-------- Exercise materials --------

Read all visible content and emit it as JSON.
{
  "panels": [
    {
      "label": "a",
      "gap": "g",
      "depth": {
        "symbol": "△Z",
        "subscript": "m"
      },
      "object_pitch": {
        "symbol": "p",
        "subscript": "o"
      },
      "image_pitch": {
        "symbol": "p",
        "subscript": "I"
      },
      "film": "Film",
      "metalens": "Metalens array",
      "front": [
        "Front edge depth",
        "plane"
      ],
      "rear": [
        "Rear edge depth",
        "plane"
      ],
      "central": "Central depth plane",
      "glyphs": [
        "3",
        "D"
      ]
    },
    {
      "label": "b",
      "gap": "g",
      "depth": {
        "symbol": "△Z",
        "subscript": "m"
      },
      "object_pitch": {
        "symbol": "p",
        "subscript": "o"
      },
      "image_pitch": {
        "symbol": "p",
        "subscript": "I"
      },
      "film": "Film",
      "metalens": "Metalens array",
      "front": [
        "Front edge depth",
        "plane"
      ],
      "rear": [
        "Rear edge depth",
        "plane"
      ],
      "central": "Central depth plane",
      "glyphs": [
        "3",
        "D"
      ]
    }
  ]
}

--------
-------- Exercise materials --------

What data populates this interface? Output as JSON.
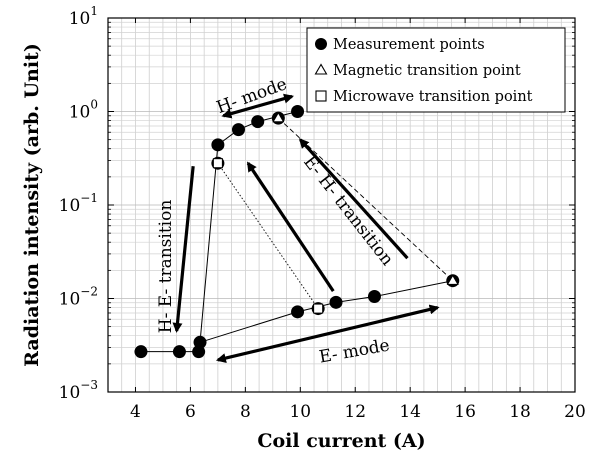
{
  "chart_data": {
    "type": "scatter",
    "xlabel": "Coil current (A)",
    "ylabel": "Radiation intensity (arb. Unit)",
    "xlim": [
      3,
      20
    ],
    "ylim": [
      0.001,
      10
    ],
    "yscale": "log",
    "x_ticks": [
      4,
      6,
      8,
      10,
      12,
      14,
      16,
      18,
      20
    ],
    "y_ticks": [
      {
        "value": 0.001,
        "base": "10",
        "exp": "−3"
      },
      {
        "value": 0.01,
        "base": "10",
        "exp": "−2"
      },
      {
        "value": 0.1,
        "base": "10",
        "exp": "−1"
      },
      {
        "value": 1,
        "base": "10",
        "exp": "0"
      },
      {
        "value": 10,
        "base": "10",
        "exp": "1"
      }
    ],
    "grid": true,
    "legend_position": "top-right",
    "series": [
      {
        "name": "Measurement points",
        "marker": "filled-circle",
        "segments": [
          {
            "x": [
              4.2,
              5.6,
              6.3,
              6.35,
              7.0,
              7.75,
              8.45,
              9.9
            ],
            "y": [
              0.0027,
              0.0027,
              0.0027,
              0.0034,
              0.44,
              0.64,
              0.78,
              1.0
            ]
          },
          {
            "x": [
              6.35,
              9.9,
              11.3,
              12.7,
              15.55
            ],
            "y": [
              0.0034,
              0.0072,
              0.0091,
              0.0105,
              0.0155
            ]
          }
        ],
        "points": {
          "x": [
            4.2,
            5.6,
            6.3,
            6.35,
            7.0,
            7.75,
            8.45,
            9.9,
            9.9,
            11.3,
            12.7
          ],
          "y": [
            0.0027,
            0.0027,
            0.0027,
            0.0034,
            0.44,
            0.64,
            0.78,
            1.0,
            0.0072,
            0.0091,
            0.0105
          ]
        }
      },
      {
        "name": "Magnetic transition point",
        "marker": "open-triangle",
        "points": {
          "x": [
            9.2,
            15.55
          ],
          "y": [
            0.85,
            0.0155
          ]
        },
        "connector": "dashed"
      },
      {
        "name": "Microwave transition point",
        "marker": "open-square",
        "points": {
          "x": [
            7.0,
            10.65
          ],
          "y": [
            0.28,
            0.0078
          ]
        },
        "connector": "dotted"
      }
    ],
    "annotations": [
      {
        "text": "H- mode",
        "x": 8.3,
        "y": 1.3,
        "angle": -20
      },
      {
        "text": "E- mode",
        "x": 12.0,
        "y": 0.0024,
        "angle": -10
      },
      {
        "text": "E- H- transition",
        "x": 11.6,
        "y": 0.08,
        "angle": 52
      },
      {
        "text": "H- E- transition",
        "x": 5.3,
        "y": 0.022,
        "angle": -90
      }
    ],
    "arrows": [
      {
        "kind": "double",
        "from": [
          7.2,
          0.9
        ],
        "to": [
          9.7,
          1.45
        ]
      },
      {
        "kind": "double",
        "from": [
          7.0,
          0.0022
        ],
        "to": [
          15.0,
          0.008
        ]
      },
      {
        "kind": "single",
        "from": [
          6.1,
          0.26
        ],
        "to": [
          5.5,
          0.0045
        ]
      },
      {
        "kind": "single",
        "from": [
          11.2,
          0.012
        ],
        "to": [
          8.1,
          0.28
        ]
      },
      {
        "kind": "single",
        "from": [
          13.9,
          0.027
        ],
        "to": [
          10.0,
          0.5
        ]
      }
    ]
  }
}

--------

▶ **Exercise prompt**
Look for "transition" and pull out every line that has it.

▶ **Answer in full**
        "name": "Magnetic transition point",
        "name": "Microwave transition point",
        "text": "E- H- transition",
        "text": "H- E- transition",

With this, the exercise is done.